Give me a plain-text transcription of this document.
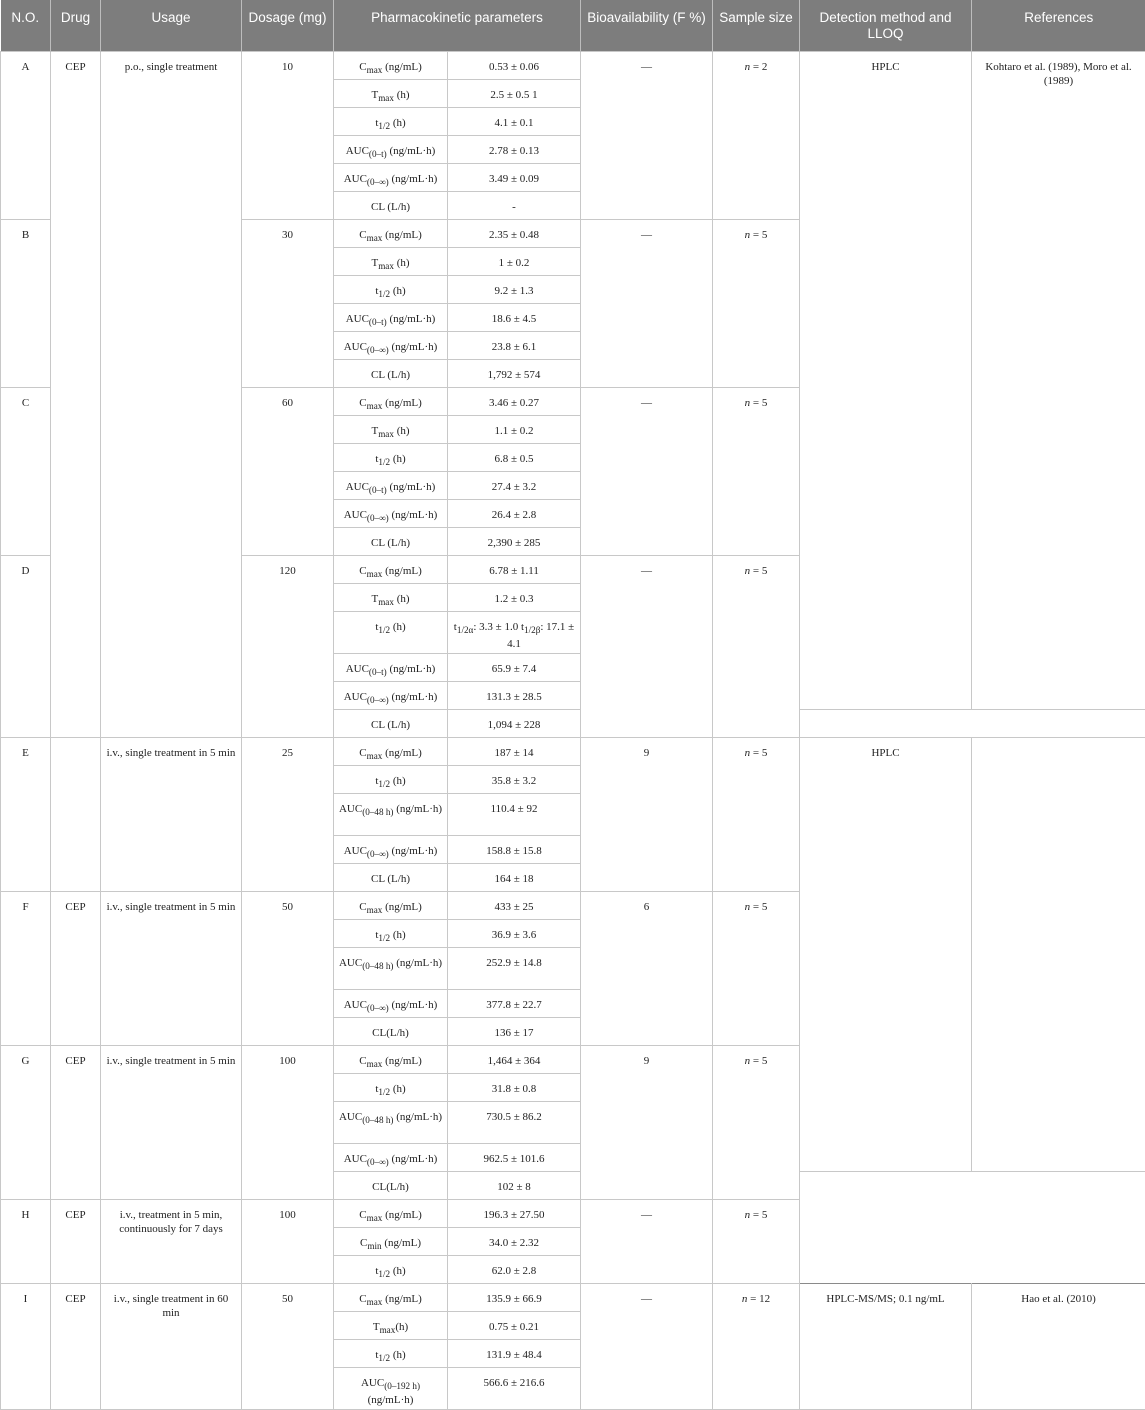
N.O.	Drug	Usage	Dosage (mg)	Pharmacokinetic parameters		Bioavailability (F %)	Sample size	Detection method and LLOQ	References
A	CEP	p.o., single treatment	10	$C_{max}$ (ng/mL)	0.53 ± 0.06	—	n = 2	HPLC	Kohtaro et al. (1989), Moro et al. (1989)
				$T_{max}$ (h)	2.5 ± 0.5 1				
				$t_{1/2}$ (h)	4.1 ± 0.1				
				$AUC_{(0-t)}$ (ng/mL·h)	2.78 ± 0.13				
				$AUC_{(0-\infty)}$ (ng/mL·h)	3.49 ± 0.09				
				CL (L/h)	-				
B			30	$C_{max}$ (ng/mL)	2.35 ± 0.48	—	n = 5		
				$T_{max}$ (h)	1 ± 0.2				
				$t_{1/2}$ (h)	9.2 ± 1.3				
				$AUC_{(0-t)}$ (ng/mL·h)	18.6 ± 4.5				
				$AUC_{(0-\infty)}$ (ng/mL·h)	23.8 ± 6.1				
				CL (L/h)	1,792 ± 574				
C			60	$C_{max}$ (ng/mL)	3.46 ± 0.27	—	n = 5		
				$T_{max}$ (h)	1.1 ± 0.2				
				$t_{1/2}$ (h)	6.8 ± 0.5				
				$AUC_{(0-t)}$ (ng/mL·h)	27.4 ± 3.2				
				$AUC_{(0-\infty)}$ (ng/mL·h)	26.4 ± 2.8				
				CL (L/h)	2,390 ± 285				
D			120	$C_{max}$ (ng/mL)	6.78 ± 1.11	—	n = 5		
				$T_{max}$ (h)	1.2 ± 0.3				
				$t_{1/2}$ (h)	$t_{1/2\alpha}$: 3.3 ± 1.0 $t_{1/2\beta}$: 17.1 ± 4.1				
				$AUC_{(0-t)}$ (ng/mL·h)	65.9 ± 7.4				
				$AUC_{(0-\infty)}$ (ng/mL·h)	131.3 ± 28.5				
				CL (L/h)	1,094 ± 228				
E		i.v., single treatment in 5 min	25	$C_{max}$ (ng/mL)	187 ± 14	9	n = 5	HPLC	
				$t_{1/2}$ (h)	35.8 ± 3.2				
				$AUC_{(0-48 h)}$ (ng/mL·h)	110.4 ± 92				
				$AUC_{(0-\infty)}$ (ng/mL·h)	158.8 ± 15.8				
				CL (L/h)	164 ± 18				
F	CEP	i.v., single treatment in 5 min	50	$C_{max}$ (ng/mL)	433 ± 25	6	n = 5		
				$t_{1/2}$ (h)	36.9 ± 3.6				
				$AUC_{(0-48 h)}$ (ng/mL·h)	252.9 ± 14.8				
				$AUC_{(0-\infty)}$ (ng/mL·h)	377.8 ± 22.7				
				CL(L/h)	136 ± 17				
G	CEP	i.v., single treatment in 5 min	100	$C_{max}$ (ng/mL)	1,464 ± 364	9	n = 5		
				$t_{1/2}$ (h)	31.8 ± 0.8				
				$AUC_{(0-48 h)}$ (ng/mL·h)	730.5 ± 86.2				
				$AUC_{(0-\infty)}$ (ng/mL·h)	962.5 ± 101.6				
				CL(L/h)	102 ± 8				
H	CEP	i.v., treatment in 5 min, continuously for 7 days	100	$C_{max}$ (ng/mL)	196.3 ± 27.50	—	n = 5		
				$C_{min}$ (ng/mL)	34.0 ± 2.32				
				$t_{1/2}$ (h)	62.0 ± 2.8				
I	CEP	i.v., single treatment in 60 min	50	$C_{max}$ (ng/mL)	135.9 ± 66.9	—	n = 12	HPLC-MS/MS; 0.1 ng/mL	Hao et al. (2010)
				$T_{max}(h)$	0.75 ± 0.21				
				$t_{1/2}$ (h)	131.9 ± 48.4				
				$AUC_{(0-192 h)}$ (ng/mL·h)	566.6 ± 216.6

§ Set task
Find all the lines containing "single" in the material, then copy them.

§ Problem solution
A	CEP	p.o., single treatment	10	$C_{max}$ (ng/mL)	0.53 ± 0.06	—	n = 2	HPLC	Kohtaro et al. (1989), Moro et al. (1989)
E		i.v., single treatment in 5 min	25	$C_{max}$ (ng/mL)	187 ± 14	9	n = 5	HPLC	
F	CEP	i.v., single treatment in 5 min	50	$C_{max}$ (ng/mL)	433 ± 25	6	n = 5		
G	CEP	i.v., single treatment in 5 min	100	$C_{max}$ (ng/mL)	1,464 ± 364	9	n = 5		
I	CEP	i.v., single treatment in 60 min	50	$C_{max}$ (ng/mL)	135.9 ± 66.9	—	n = 12	HPLC-MS/MS; 0.1 ng/mL	Hao et al. (2010)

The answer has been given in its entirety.